Record set
+ + + + + + +

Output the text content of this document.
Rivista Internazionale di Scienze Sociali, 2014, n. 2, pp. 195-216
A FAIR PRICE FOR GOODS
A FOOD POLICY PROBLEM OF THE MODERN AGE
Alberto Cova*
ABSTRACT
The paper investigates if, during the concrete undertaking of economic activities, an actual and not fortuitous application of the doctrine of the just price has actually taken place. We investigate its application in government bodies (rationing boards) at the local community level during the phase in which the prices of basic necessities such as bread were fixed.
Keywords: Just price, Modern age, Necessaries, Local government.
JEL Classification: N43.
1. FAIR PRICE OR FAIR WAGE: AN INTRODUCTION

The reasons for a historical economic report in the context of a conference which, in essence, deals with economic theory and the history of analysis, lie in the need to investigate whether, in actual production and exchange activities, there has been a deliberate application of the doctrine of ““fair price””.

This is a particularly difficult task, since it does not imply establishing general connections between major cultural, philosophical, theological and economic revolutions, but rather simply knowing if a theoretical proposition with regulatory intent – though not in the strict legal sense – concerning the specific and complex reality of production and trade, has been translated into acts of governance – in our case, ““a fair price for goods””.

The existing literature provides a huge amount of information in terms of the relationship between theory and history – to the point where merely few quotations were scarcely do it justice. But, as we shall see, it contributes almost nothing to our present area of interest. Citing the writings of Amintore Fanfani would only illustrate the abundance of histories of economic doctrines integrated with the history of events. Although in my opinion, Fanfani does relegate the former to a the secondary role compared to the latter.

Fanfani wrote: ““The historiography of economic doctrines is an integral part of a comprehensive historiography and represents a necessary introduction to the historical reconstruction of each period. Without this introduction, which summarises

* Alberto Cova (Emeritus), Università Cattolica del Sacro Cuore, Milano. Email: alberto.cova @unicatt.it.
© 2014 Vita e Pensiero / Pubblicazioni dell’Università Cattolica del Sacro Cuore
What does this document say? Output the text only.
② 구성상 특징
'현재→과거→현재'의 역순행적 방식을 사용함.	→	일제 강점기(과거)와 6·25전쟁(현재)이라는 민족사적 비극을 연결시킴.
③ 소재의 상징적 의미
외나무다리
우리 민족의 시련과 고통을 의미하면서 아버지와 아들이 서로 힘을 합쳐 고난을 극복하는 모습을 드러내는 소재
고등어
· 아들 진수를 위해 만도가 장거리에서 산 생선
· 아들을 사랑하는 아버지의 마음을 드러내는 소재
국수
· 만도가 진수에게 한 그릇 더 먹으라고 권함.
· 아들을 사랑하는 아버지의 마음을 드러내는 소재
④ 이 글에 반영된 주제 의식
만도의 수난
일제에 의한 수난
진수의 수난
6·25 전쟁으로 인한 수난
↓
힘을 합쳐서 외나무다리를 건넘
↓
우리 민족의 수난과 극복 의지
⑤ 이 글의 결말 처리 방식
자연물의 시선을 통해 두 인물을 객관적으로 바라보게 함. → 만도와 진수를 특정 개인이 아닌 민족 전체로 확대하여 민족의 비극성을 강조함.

+ + + + + + +

Challenge
Here, the records must be output exactly and in full.

Answer below
Output the text content of this document.
Rivista Internazionale di Scienze Sociali, 2014, n. 2, pp. 195-216
A FAIR PRICE FOR GOODS
A FOOD POLICY PROBLEM OF THE MODERN AGE
Alberto Cova*
ABSTRACT
The paper investigates if, during the concrete undertaking of economic activities, an actual and not fortuitous application of the doctrine of the just price has actually taken place. We investigate its application in government bodies (rationing boards) at the local community level during the phase in which the prices of basic necessities such as bread were fixed.
Keywords: Just price, Modern age, Necessaries, Local government.
JEL Classification: N43.
1. FAIR PRICE OR FAIR WAGE: AN INTRODUCTION

The reasons for a historical economic report in the context of a conference which, in essence, deals with economic theory and the history of analysis, lie in the need to investigate whether, in actual production and exchange activities, there has been a deliberate application of the doctrine of ““fair price””.

This is a particularly difficult task, since it does not imply establishing general connections between major cultural, philosophical, theological and economic revolutions, but rather simply knowing if a theoretical proposition with regulatory intent – though not in the strict legal sense – concerning the specific and complex reality of production and trade, has been translated into acts of governance – in our case, ““a fair price for goods””.

The existing literature provides a huge amount of information in terms of the relationship between theory and history – to the point where merely few quotations were scarcely do it justice. But, as we shall see, it contributes almost nothing to our present area of interest. Citing the writings of Amintore Fanfani would only illustrate the abundance of histories of economic doctrines integrated with the history of events. Although in my opinion, Fanfani does relegate the former to a the secondary role compared to the latter.

Fanfani wrote: ““The historiography of economic doctrines is an integral part of a comprehensive historiography and represents a necessary introduction to the historical reconstruction of each period. Without this introduction, which summarises

* Alberto Cova (Emeritus), Università Cattolica del Sacro Cuore, Milano. Email: alberto.cova @unicatt.it.
© 2014 Vita e Pensiero / Pubblicazioni dell’Università Cattolica del Sacro Cuore
What does this document say? Output the text only.
② 구성상 특징
'현재→과거→현재'의 역순행적 방식을 사용함.	→	일제 강점기(과거)와 6·25전쟁(현재)이라는 민족사적 비극을 연결시킴.
③ 소재의 상징적 의미
외나무다리
우리 민족의 시련과 고통을 의미하면서 아버지와 아들이 서로 힘을 합쳐 고난을 극복하는 모습을 드러내는 소재
고등어
· 아들 진수를 위해 만도가 장거리에서 산 생선
· 아들을 사랑하는 아버지의 마음을 드러내는 소재
국수
· 만도가 진수에게 한 그릇 더 먹으라고 권함.
· 아들을 사랑하는 아버지의 마음을 드러내는 소재
④ 이 글에 반영된 주제 의식
만도의 수난
일제에 의한 수난
진수의 수난
6·25 전쟁으로 인한 수난
↓
힘을 합쳐서 외나무다리를 건넘
↓
우리 민족의 수난과 극복 의지
⑤ 이 글의 결말 처리 방식
자연물의 시선을 통해 두 인물을 객관적으로 바라보게 함. → 만도와 진수를 특정 개인이 아닌 민족 전체로 확대하여 민족의 비극성을 강조함.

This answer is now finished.